● **TO BE DONE**:
Find every line with the word "Juan" and give their count, nothing else.

● **DATA PROVIDED**:
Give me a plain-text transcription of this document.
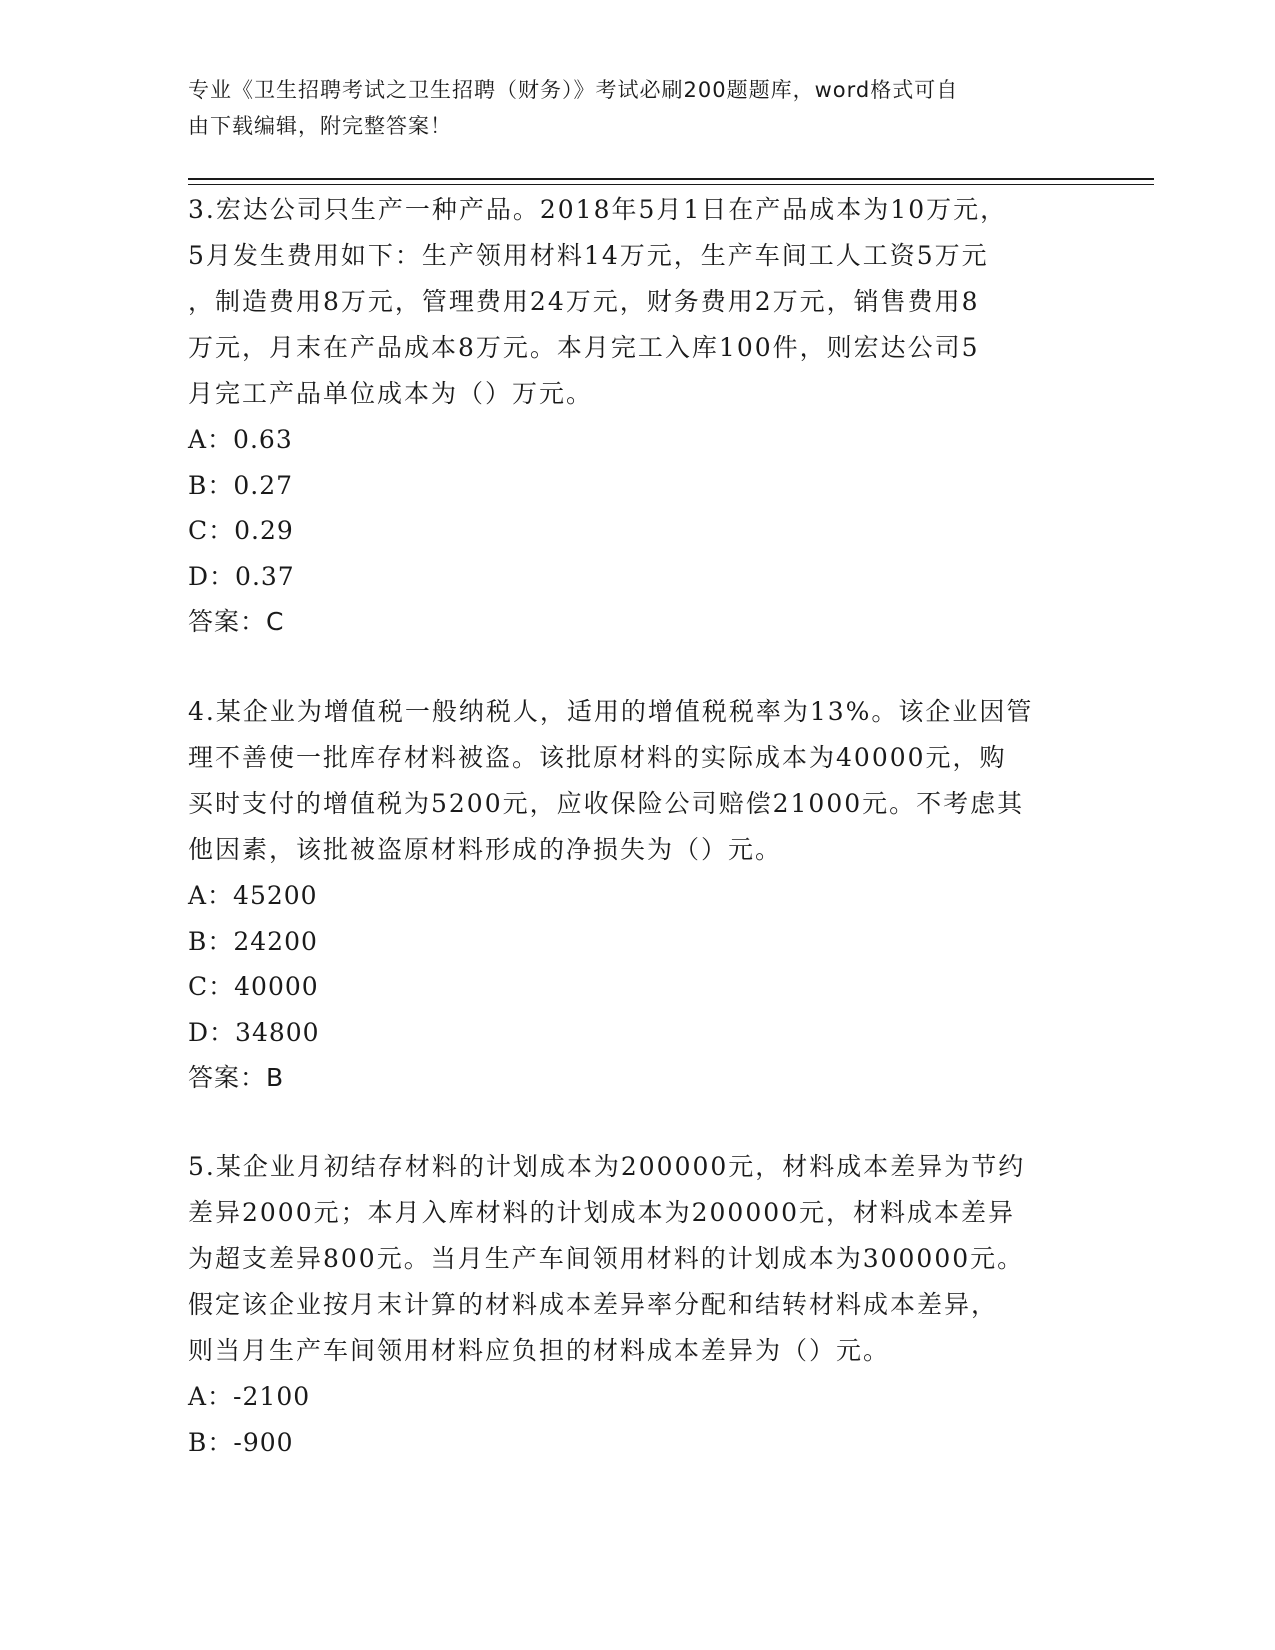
专业《卫生招聘考试之卫生招聘（财务）》考试必刷200题题库，word格式可自
由下载编辑，附完整答案！

3.宏达公司只生产一种产品。2018年5月1日在产品成本为10万元，

5月发生费用如下：生产领用材料14万元，生产车间工人工资5万元

，制造费用8万元，管理费用24万元，财务费用2万元，销售费用8

万元，月末在产品成本8万元。本月完工入库100件，则宏达公司5

月完工产品单位成本为（）万元。

A：0.63

B：0.27

C：0.29

D：0.37

答案：C

4.某企业为增值税一般纳税人，适用的增值税税率为13%。该企业因管

理不善使一批库存材料被盗。该批原材料的实际成本为40000元，购

买时支付的增值税为5200元，应收保险公司赔偿21000元。不考虑其

他因素，该批被盗原材料形成的净损失为（）元。

A：45200

B：24200

C：40000

D：34800

答案：B

5.某企业月初结存材料的计划成本为200000元，材料成本差异为节约

差异2000元；本月入库材料的计划成本为200000元，材料成本差异

为超支差异800元。当月生产车间领用材料的计划成本为300000元。

假定该企业按月末计算的材料成本差异率分配和结转材料成本差异，

则当月生产车间领用材料应负担的材料成本差异为（）元。

A：-2100

B：-900
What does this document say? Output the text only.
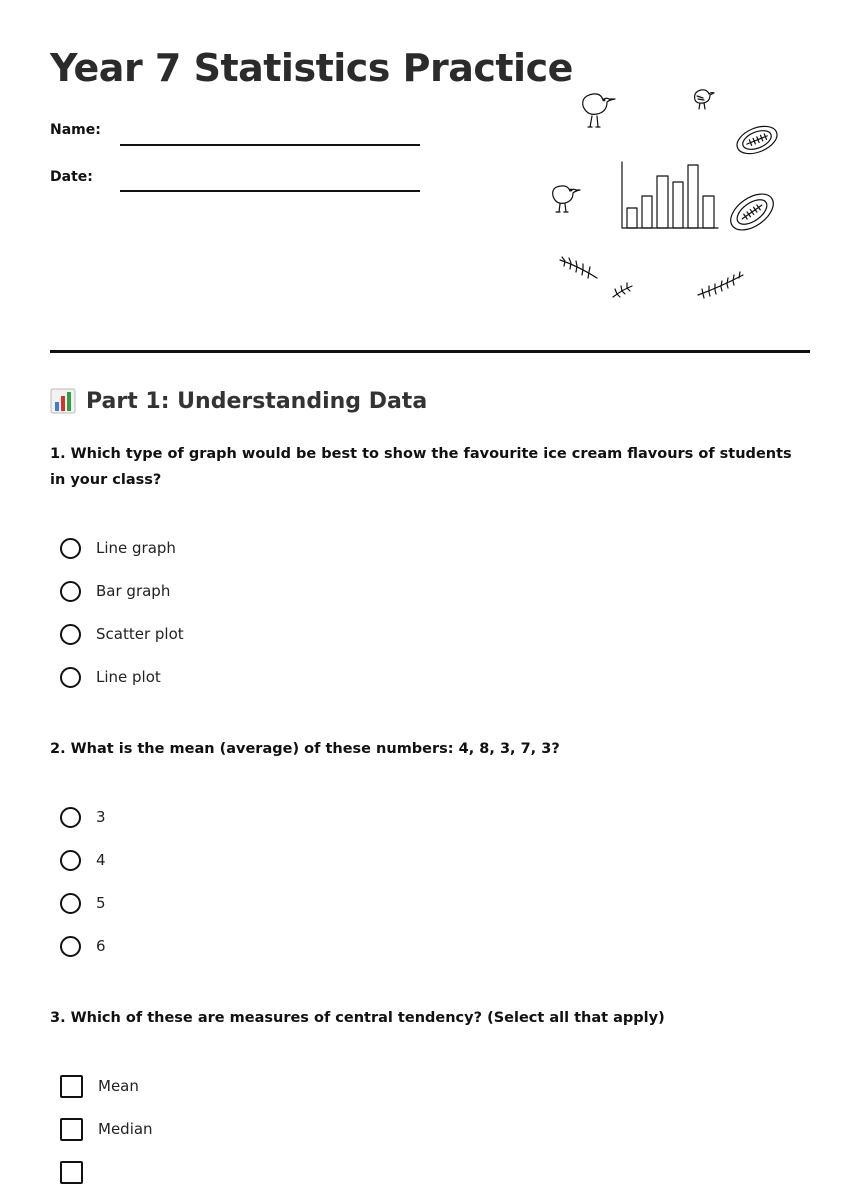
Year 7 Statistics Practice
Name:
Date:
Part 1: Understanding Data

1. Which type of graph would be best to show the favourite ice cream flavours of students in your class?

Line graph
Bar graph
Scatter plot
Line plot

2. What is the mean (average) of these numbers: 4, 8, 3, 7, 3?

3
4
5
6

3. Which of these are measures of central tendency? (Select all that apply)

Mean
Median
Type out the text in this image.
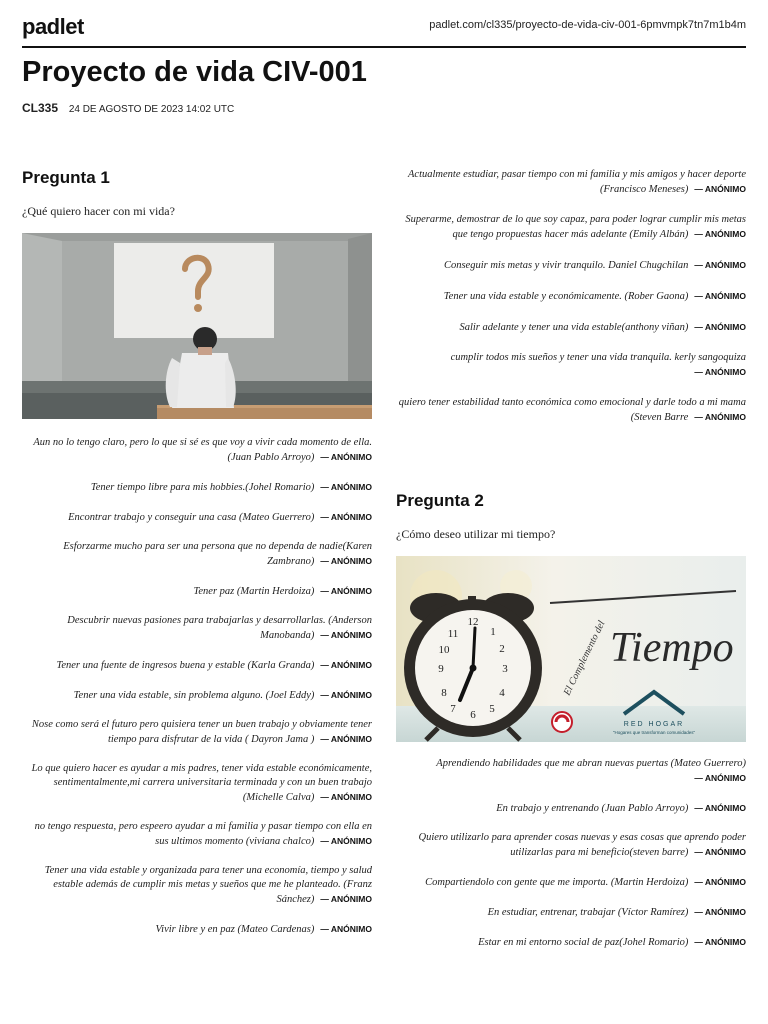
padlet	padlet.com/cl335/proyecto-de-vida-civ-001-6pmvmpk7tn7m1b4m
Proyecto de vida CIV-001
CL335 24 DE AGOSTO DE 2023 14:02 UTC
Pregunta 1

¿Qué quiero hacer con mi vida?

Aun no lo tengo claro, pero lo que si sé es que voy a vivir cada momento de ella. (Juan Pablo Arroyo) — ANÓNIMO

Tener tiempo libre para mis hobbies.(Johel Romario) — ANÓNIMO

Encontrar trabajo y conseguir una casa (Mateo Guerrero) — ANÓNIMO

Esforzarme mucho para ser una persona que no dependa de nadie(Karen Zambrano) — ANÓNIMO

Tener paz (Martin Herdoiza) — ANÓNIMO

Descubrir nuevas pasiones para trabajarlas y desarrollarlas. (Anderson Manobanda) — ANÓNIMO

Tener una fuente de ingresos buena y estable (Karla Granda) — ANÓNIMO

Tener una vida estable, sin problema alguno. (Joel Eddy) — ANÓNIMO

Nose como será el futuro pero quisiera tener un buen trabajo y obviamente tener tiempo para disfrutar de la vida ( Dayron Jama ) — ANÓNIMO

Lo que quiero hacer es ayudar a mis padres, tener vida estable económicamente, sentimentalmente,mi carrera universitaria terminada y con un buen trabajo (Michelle Calva) — ANÓNIMO

no tengo respuesta, pero espeero ayudar a mi familia y pasar tiempo con ella en sus ultimos momento (viviana chalco) — ANÓNIMO

Tener una vida estable y organizada para tener una economía, tiempo y salud estable además de cumplir mis metas y sueños que me he planteado. (Franz Sánchez) — ANÓNIMO

Vivir libre y en paz (Mateo Cardenas) — ANÓNIMO

Actualmente estudiar, pasar tiempo con mi familia y mis amigos y hacer deporte (Francisco Meneses) — ANÓNIMO

Superarme, demostrar de lo que soy capaz, para poder lograr cumplir mis metas que tengo propuestas hacer más adelante (Emily Albán) — ANÓNIMO

Conseguir mis metas y vivir tranquilo. Daniel Chugchilan — ANÓNIMO

Tener una vida estable y económicamente. (Rober Gaona) — ANÓNIMO

Salir adelante y tener una vida estable(anthony viñan) — ANÓNIMO

cumplir todos mis sueños y tener una vida tranquila. kerly sangoquiza— ANÓNIMO

quiero tener estabilidad tanto económica como emocional y darle todo a mi mama (Steven Barre — ANÓNIMO

Pregunta 2

¿Cómo deseo utilizar mi tiempo?

12
3
6
9
1
2
4
5
7
8
10
11	El Complemento del Tiempo
RED HOGAR
"Hogares que transforman comunidades"

Aprendiendo habilidades que me abran nuevas puertas (Mateo Guerrero)— ANÓNIMO

En trabajo y entrenando (Juan Pablo Arroyo) — ANÓNIMO

Quiero utilizarlo para aprender cosas nuevas y esas cosas que aprendo poder utilizarlas para mi beneficio(steven barre) — ANÓNIMO

Compartiendolo con gente que me importa. (Martin Herdoiza) — ANÓNIMO

En estudiar, entrenar, trabajar (Víctor Ramírez) — ANÓNIMO

Estar en mi entorno social de paz(Johel Romario) — ANÓNIMO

● **ANSWER IN FULL**:
2